YOUR TASK: Please copy the lines below word for word, leaving out the pictures.

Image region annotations
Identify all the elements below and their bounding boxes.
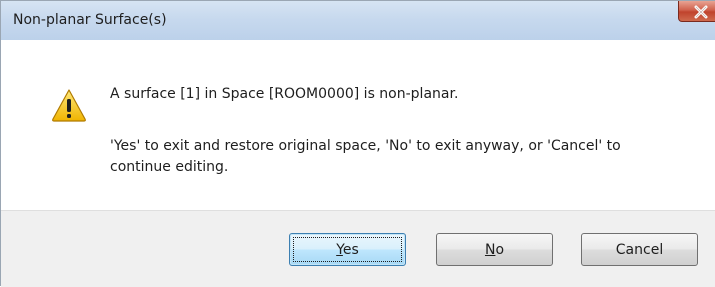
window-title: Non-planar Surface(s) <box>13 12 167 28</box>
close-icon <box>694 5 708 19</box>
message-secondary: 'Yes' to exit and restore original space… <box>110 138 621 175</box>
no-mnemonic: N <box>484 241 496 258</box>
cancel-button[interactable]: Cancel <box>581 233 698 266</box>
close-button[interactable] <box>678 1 715 22</box>
button-bar: Yes No Cancel <box>1 210 715 287</box>
message-primary: A surface [1] in Space [ROOM0000] is non… <box>110 86 459 102</box>
title-bar[interactable]: Non-planar Surface(s) <box>1 1 715 40</box>
cancel-label: Cancel <box>615 241 664 258</box>
no-label-rest: o <box>495 241 505 258</box>
focus-rectangle <box>293 237 402 262</box>
message-area: A surface [1] in Space [ROOM0000] is non… <box>1 40 715 210</box>
yes-button[interactable]: Yes <box>289 233 406 266</box>
non-planar-surface-dialog: Non-planar Surface(s) A surface [1] in S… <box>0 0 715 287</box>
warning-icon <box>52 89 86 122</box>
no-button[interactable]: No <box>436 233 553 266</box>
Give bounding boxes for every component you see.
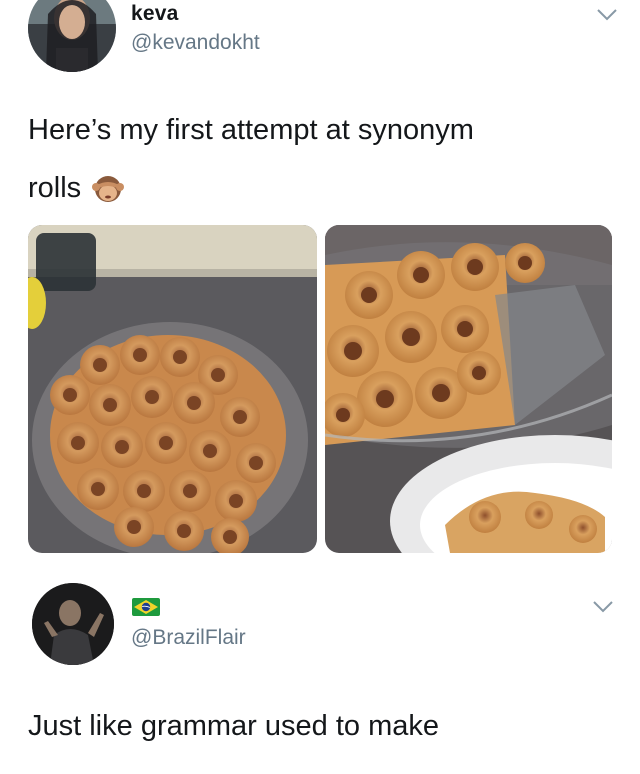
chevron-down-icon[interactable] [592,600,614,614]
author-handle[interactable]: @kevandokht [131,31,260,55]
chevron-down-icon[interactable] [596,8,618,22]
tweet-text-line1: Here’s my first attempt at synonym [28,114,474,146]
tweet-image-rolls-plate[interactable] [325,225,612,553]
reply-text: Just like grammar used to make [28,710,439,742]
author-name[interactable]: keva [131,2,179,26]
see-no-evil-monkey-icon [91,171,125,205]
reply-author-handle[interactable]: @BrazilFlair [131,626,246,650]
reply-avatar[interactable] [32,583,114,665]
tweet-image-rolls-dish[interactable] [28,225,317,553]
tweet-text-line2: rolls [28,170,125,206]
author-avatar[interactable] [28,0,116,72]
tweet-text-word: rolls [28,172,82,204]
brazil-flag-icon [132,598,160,616]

RESULT FOR THIS TASK:
Identify all the elements below and their bounding boxes.
window-title: Non-planar Surface(s) <box>13 12 167 28</box>
close-icon <box>694 5 708 19</box>
message-secondary: 'Yes' to exit and restore original space… <box>110 138 621 175</box>
no-mnemonic: N <box>484 241 496 258</box>
cancel-button[interactable]: Cancel <box>581 233 698 266</box>
close-button[interactable] <box>678 1 715 22</box>
button-bar: Yes No Cancel <box>1 210 715 287</box>
message-primary: A surface [1] in Space [ROOM0000] is non… <box>110 86 459 102</box>
title-bar[interactable]: Non-planar Surface(s) <box>1 1 715 40</box>
cancel-label: Cancel <box>615 241 664 258</box>
no-label-rest: o <box>495 241 505 258</box>
focus-rectangle <box>293 237 402 262</box>
message-area: A surface [1] in Space [ROOM0000] is non… <box>1 40 715 210</box>
yes-button[interactable]: Yes <box>289 233 406 266</box>
non-planar-surface-dialog: Non-planar Surface(s) A surface [1] in S… <box>0 0 715 287</box>
warning-icon <box>52 89 86 122</box>
no-button[interactable]: No <box>436 233 553 266</box>
Give bounding boxes for every component you see.
chevron-down-icon[interactable] [592,600,614,614]
author-handle[interactable]: @kevandokht [131,31,260,55]
chevron-down-icon[interactable] [596,8,618,22]
tweet-text-line1: Here’s my first attempt at synonym [28,114,474,146]
tweet-image-rolls-plate[interactable] [325,225,612,553]
reply-text: Just like grammar used to make [28,710,439,742]
author-name[interactable]: keva [131,2,179,26]
see-no-evil-monkey-icon [91,171,125,205]
reply-author-handle[interactable]: @BrazilFlair [131,626,246,650]
reply-avatar[interactable] [32,583,114,665]
tweet-image-rolls-dish[interactable] [28,225,317,553]
tweet-text-line2: rolls [28,170,125,206]
author-avatar[interactable] [28,0,116,72]
tweet-text-word: rolls [28,172,82,204]
brazil-flag-icon [132,598,160,616]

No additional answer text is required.